# [Extracted data entries]
........

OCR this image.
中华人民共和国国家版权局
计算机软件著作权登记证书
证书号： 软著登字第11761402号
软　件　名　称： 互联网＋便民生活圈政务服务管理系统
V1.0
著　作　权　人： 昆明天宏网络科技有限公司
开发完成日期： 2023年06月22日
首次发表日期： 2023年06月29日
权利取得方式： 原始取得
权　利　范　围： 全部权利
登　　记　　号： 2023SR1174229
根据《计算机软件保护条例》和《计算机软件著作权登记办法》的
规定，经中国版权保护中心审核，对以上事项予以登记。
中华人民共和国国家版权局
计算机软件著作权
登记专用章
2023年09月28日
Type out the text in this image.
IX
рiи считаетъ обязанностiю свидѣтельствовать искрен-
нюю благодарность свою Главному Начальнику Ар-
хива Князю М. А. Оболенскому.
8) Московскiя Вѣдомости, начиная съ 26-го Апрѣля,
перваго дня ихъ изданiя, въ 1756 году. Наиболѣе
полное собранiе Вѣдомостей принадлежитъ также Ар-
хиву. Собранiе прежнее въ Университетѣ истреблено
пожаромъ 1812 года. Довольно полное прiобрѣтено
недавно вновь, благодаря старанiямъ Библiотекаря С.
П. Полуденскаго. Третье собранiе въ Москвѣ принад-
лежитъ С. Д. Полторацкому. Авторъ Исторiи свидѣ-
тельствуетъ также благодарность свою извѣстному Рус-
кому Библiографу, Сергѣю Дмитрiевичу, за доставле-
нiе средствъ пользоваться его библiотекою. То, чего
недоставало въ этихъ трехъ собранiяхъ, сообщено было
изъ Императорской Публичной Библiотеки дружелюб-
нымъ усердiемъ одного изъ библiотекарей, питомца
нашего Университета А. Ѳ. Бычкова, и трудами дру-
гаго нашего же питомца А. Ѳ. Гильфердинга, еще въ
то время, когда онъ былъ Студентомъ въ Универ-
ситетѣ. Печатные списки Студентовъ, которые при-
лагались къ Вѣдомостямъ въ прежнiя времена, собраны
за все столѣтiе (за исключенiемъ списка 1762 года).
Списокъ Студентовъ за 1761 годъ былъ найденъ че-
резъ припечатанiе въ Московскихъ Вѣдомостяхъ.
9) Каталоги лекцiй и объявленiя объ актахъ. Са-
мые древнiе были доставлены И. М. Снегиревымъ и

........

# [Task prompt]
Find all lines with "нашего" in them and copy each one.

# [Exercise answer]
нашего Университета А. Ѳ. Бычкова, и трудами дру-
гаго нашего же питомца А. Ѳ. Гильфердинга, еще въ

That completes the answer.